▶ Instructions for the task: Count how many lines hold the string "houses", and give only that number.

▶ Material:
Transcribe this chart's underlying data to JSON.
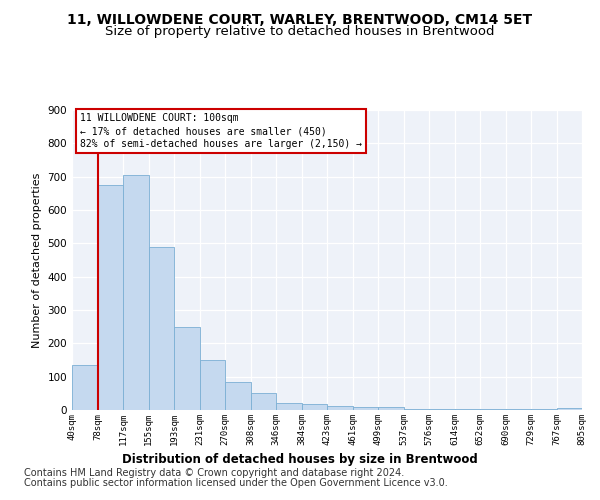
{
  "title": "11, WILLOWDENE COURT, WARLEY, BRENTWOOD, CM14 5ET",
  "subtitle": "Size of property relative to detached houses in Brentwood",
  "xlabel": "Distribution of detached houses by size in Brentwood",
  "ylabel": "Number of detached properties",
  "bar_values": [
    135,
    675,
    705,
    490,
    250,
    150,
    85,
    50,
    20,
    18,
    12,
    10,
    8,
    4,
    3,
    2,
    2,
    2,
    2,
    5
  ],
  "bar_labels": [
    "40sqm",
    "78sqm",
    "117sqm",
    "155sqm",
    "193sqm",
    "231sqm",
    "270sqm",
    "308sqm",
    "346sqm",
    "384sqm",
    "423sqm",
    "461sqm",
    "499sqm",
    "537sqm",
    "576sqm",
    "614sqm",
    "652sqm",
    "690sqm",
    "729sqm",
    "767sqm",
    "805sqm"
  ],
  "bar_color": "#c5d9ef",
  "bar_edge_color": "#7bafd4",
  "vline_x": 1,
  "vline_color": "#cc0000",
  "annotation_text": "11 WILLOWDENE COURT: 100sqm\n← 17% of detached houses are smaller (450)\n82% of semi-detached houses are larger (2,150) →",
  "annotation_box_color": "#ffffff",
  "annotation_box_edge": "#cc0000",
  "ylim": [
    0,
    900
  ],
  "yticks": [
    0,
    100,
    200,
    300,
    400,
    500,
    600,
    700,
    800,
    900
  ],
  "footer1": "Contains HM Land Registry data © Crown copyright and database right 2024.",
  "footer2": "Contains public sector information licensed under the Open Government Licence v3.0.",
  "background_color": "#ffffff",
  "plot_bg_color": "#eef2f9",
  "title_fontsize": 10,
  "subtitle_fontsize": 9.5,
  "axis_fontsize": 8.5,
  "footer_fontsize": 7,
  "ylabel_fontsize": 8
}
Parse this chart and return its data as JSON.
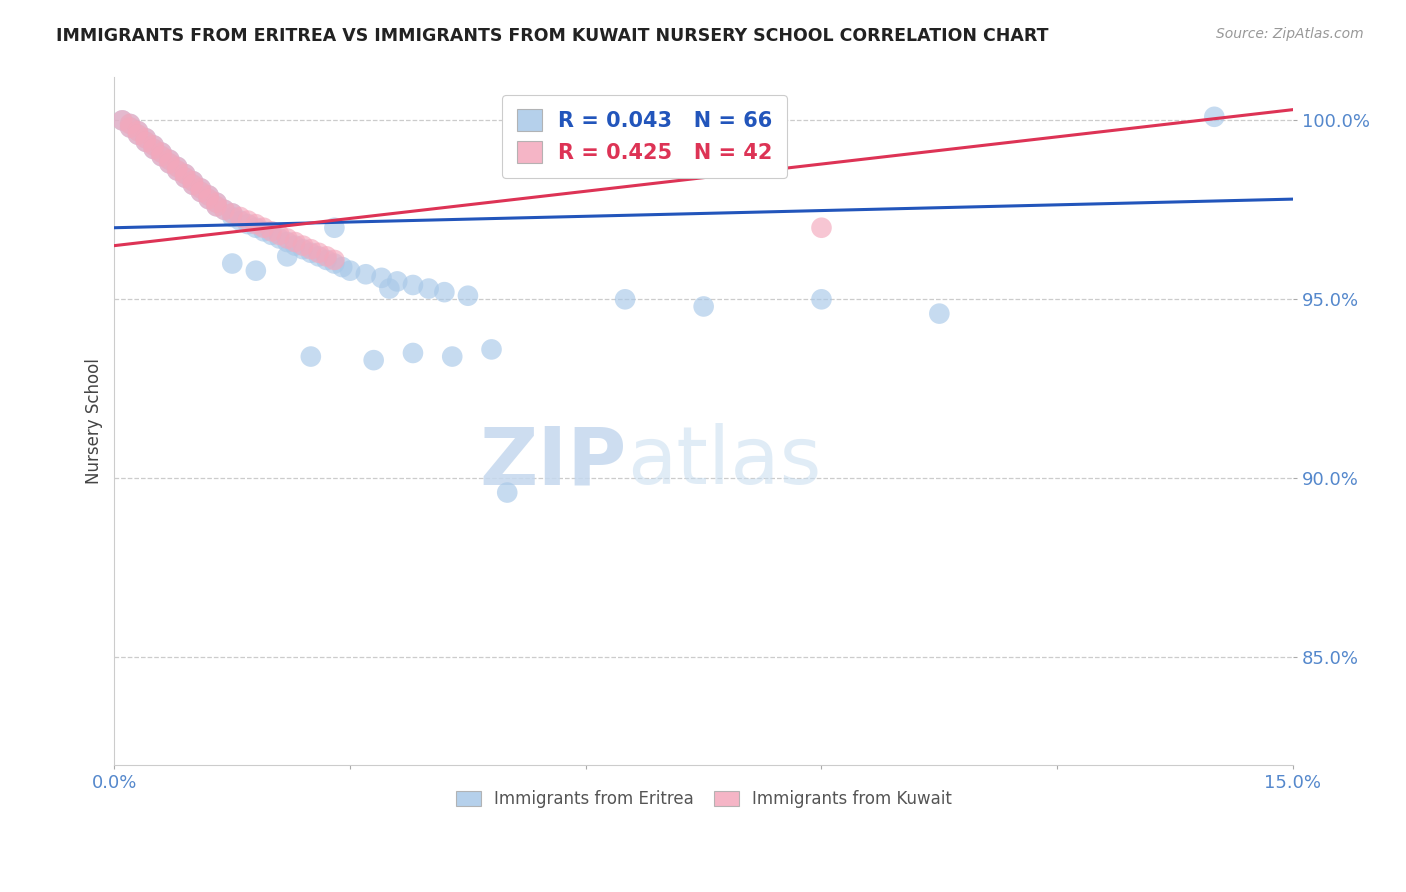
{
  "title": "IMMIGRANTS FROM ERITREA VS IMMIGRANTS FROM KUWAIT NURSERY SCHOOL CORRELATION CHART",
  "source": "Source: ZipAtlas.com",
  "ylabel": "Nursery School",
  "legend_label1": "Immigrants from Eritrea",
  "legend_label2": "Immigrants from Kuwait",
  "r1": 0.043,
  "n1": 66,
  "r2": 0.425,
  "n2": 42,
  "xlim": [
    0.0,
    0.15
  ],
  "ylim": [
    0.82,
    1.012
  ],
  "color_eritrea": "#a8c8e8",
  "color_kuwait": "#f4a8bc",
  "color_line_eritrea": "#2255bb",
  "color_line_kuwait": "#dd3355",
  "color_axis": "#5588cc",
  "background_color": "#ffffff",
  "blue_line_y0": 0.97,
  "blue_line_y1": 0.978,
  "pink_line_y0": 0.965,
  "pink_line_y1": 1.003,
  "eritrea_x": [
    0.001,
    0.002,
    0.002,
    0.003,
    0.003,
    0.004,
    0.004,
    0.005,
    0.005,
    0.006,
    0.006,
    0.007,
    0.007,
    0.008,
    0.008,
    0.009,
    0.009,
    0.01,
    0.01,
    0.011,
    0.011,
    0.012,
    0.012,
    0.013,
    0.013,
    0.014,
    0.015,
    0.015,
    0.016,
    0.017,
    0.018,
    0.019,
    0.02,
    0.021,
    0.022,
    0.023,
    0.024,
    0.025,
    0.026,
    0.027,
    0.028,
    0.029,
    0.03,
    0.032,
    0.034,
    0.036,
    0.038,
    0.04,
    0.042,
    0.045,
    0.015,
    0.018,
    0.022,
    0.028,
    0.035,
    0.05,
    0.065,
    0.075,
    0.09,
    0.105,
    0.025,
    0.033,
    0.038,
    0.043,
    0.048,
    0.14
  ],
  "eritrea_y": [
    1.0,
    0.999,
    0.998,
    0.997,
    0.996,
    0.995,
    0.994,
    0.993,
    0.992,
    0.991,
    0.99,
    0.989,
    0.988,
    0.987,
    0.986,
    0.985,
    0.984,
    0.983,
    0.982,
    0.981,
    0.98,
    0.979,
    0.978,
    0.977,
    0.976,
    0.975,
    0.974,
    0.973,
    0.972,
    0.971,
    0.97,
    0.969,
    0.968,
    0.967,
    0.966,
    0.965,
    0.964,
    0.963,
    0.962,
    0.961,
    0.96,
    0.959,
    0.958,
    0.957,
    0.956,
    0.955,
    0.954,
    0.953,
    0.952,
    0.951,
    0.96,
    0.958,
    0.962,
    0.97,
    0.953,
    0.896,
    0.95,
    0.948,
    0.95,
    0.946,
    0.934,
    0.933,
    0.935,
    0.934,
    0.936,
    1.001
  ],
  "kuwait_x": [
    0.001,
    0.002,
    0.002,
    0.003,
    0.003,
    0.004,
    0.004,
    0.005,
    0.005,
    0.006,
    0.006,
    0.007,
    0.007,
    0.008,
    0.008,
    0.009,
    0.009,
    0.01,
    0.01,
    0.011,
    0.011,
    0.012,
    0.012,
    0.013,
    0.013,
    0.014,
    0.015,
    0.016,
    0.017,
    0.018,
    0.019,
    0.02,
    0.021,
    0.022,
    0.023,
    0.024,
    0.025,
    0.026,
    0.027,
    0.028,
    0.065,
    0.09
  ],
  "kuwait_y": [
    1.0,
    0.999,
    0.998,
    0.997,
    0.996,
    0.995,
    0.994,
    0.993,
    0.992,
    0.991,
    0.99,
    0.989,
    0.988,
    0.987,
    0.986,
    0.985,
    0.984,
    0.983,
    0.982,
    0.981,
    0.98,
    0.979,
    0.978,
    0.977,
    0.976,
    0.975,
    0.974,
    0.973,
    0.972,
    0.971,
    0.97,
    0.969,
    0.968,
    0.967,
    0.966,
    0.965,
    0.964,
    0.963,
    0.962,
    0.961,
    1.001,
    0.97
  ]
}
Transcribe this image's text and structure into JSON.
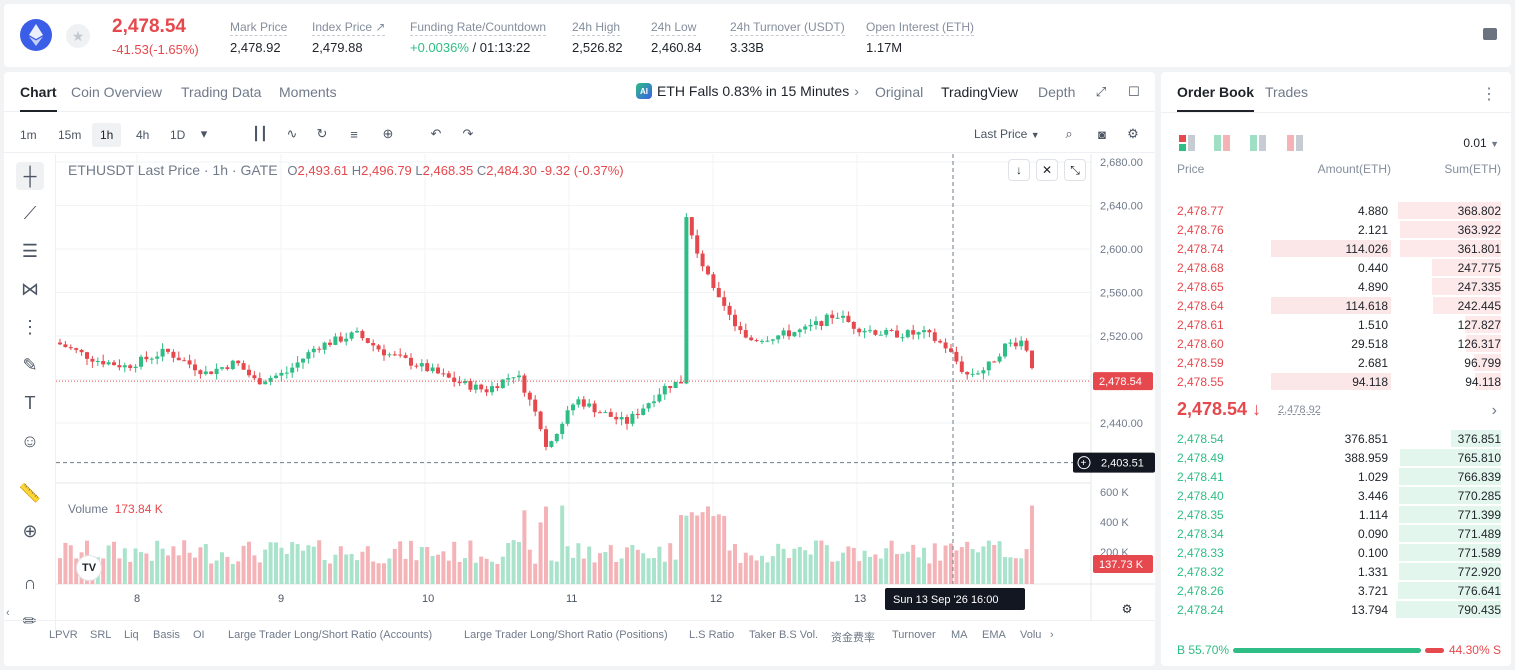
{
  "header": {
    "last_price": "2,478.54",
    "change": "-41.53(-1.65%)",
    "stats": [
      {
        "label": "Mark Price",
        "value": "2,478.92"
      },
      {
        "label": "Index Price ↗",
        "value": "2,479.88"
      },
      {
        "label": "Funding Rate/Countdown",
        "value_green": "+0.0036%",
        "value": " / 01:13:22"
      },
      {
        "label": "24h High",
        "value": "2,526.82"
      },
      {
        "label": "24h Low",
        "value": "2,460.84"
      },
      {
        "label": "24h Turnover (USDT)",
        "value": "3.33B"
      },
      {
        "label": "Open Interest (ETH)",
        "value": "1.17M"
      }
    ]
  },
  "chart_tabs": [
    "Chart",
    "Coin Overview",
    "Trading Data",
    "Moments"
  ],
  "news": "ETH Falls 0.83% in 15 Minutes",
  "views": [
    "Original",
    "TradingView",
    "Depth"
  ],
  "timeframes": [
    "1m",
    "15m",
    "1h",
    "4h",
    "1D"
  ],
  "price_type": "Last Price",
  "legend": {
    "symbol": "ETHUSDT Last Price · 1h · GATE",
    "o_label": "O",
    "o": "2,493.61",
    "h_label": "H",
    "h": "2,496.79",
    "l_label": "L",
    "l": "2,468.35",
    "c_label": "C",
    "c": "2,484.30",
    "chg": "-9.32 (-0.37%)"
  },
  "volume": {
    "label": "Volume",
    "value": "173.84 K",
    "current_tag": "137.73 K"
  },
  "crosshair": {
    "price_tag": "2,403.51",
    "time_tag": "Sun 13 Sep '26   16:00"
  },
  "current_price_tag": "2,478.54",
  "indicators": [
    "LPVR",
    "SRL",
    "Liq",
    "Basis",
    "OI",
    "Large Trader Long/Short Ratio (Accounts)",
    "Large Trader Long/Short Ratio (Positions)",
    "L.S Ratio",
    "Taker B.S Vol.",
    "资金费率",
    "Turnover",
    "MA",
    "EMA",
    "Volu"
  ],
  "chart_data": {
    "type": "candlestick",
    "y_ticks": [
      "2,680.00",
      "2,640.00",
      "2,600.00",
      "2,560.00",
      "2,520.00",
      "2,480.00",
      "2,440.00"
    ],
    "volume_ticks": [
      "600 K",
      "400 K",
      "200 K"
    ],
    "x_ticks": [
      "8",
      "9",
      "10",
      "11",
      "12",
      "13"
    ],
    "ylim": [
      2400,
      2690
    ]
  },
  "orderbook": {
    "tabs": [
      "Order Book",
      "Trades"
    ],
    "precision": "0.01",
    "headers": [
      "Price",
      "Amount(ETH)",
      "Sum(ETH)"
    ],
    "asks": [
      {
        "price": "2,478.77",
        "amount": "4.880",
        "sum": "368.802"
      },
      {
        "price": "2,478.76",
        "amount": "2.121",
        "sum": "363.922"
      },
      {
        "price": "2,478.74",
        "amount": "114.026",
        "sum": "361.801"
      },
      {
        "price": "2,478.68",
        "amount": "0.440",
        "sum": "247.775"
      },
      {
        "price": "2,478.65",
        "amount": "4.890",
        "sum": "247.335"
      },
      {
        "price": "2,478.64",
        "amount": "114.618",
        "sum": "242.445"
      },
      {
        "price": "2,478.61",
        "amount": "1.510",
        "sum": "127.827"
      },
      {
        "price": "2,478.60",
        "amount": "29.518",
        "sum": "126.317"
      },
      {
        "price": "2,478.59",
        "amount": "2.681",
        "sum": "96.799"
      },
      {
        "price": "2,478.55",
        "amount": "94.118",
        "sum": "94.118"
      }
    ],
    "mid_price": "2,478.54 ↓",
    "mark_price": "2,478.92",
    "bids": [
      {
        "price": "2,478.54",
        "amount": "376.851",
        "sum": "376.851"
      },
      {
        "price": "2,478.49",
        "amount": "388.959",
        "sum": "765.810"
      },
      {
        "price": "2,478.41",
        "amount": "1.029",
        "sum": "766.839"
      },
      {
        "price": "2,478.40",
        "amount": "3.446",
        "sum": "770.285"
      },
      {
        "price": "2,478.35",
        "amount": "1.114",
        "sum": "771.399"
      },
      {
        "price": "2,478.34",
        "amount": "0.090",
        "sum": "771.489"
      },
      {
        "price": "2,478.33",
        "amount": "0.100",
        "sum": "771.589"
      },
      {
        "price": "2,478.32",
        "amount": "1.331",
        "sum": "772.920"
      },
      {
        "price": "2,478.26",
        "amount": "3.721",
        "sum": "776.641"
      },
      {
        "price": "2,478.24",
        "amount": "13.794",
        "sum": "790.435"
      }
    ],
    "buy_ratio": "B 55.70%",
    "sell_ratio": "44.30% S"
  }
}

▶ Exercise result: 3